WHAT TO DO: From the entries that follow, list every line in which the string "ГОДА" appears.

SUPPLIED RECORDS:
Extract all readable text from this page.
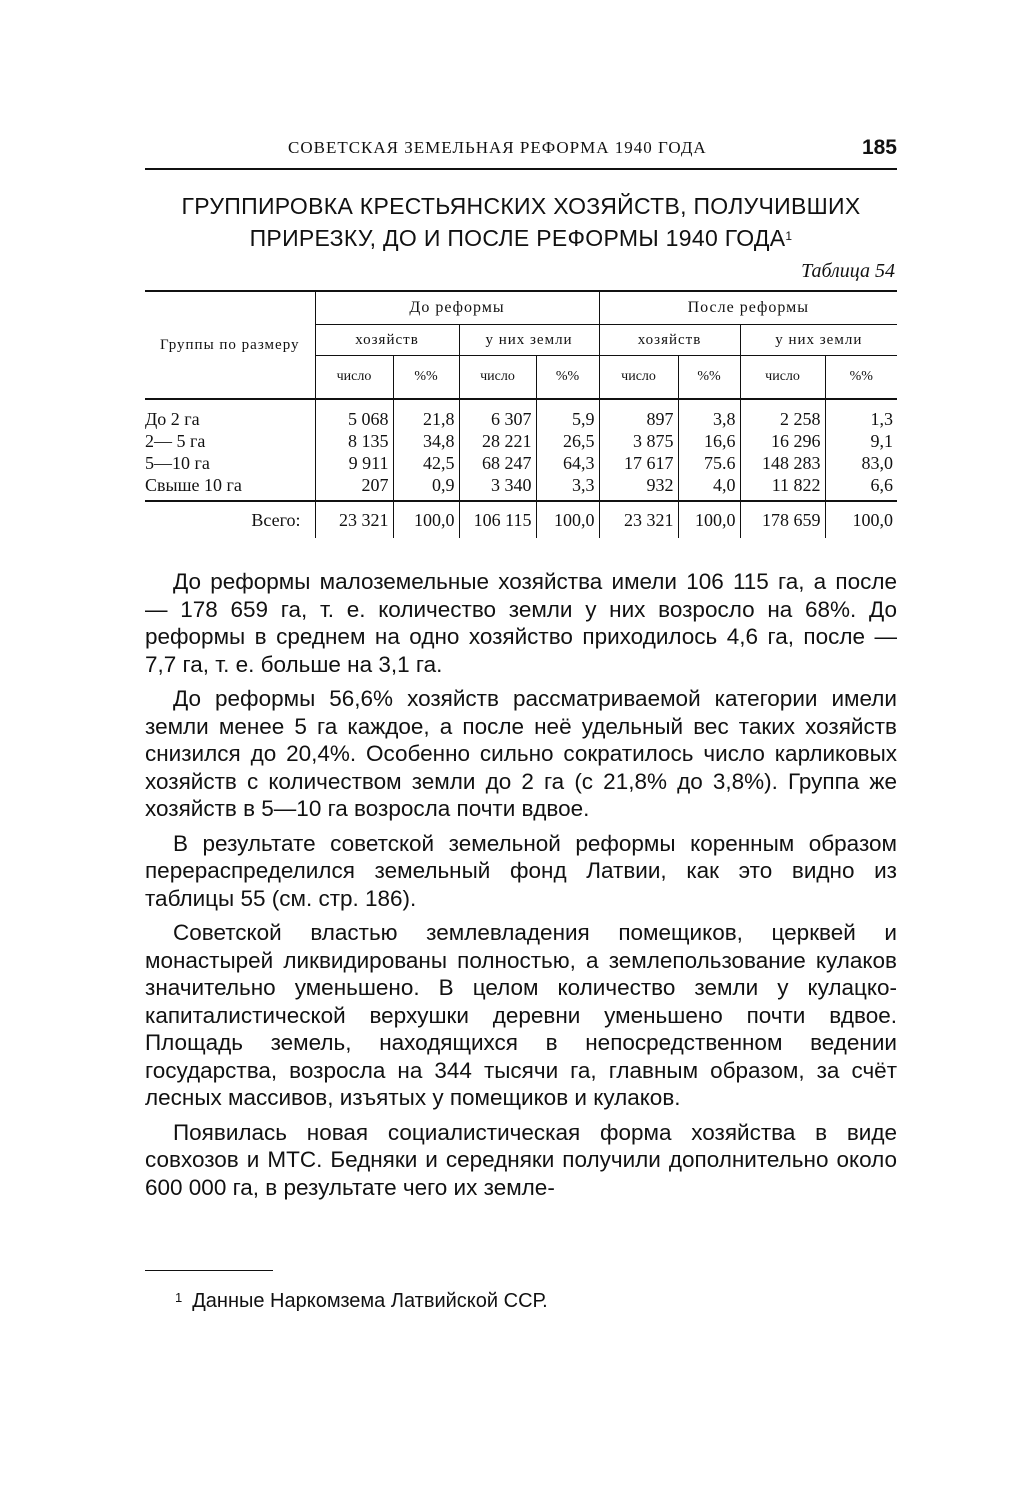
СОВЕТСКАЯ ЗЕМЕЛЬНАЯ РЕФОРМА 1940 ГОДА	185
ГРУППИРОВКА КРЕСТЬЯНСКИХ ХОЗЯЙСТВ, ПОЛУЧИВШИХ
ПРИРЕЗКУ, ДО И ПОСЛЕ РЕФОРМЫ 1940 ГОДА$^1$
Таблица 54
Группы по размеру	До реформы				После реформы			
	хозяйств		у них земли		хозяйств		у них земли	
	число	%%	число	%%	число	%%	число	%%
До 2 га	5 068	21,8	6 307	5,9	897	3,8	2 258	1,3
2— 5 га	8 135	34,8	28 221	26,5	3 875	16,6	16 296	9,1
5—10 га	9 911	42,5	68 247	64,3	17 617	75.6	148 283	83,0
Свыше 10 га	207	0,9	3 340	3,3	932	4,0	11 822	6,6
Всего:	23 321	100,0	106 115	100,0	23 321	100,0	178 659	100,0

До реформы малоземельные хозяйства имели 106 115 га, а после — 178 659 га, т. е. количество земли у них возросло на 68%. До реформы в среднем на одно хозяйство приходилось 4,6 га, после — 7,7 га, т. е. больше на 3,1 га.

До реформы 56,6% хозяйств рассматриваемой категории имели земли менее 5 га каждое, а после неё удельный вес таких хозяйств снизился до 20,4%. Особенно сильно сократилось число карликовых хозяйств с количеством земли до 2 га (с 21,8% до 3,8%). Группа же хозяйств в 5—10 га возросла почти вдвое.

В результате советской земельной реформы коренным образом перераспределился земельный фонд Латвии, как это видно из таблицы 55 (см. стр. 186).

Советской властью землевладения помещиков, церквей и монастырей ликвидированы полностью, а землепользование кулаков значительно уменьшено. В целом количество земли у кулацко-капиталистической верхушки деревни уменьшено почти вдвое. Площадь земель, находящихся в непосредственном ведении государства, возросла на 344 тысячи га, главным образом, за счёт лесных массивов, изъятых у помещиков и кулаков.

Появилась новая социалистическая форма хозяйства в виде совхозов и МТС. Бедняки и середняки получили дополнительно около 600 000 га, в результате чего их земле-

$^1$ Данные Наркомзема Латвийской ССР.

PROBLEM SOLUTION:
СОВЕТСКАЯ ЗЕМЕЛЬНАЯ РЕФОРМА 1940 ГОДА	185
ПРИРЕЗКУ, ДО И ПОСЛЕ РЕФОРМЫ 1940 ГОДА$^1$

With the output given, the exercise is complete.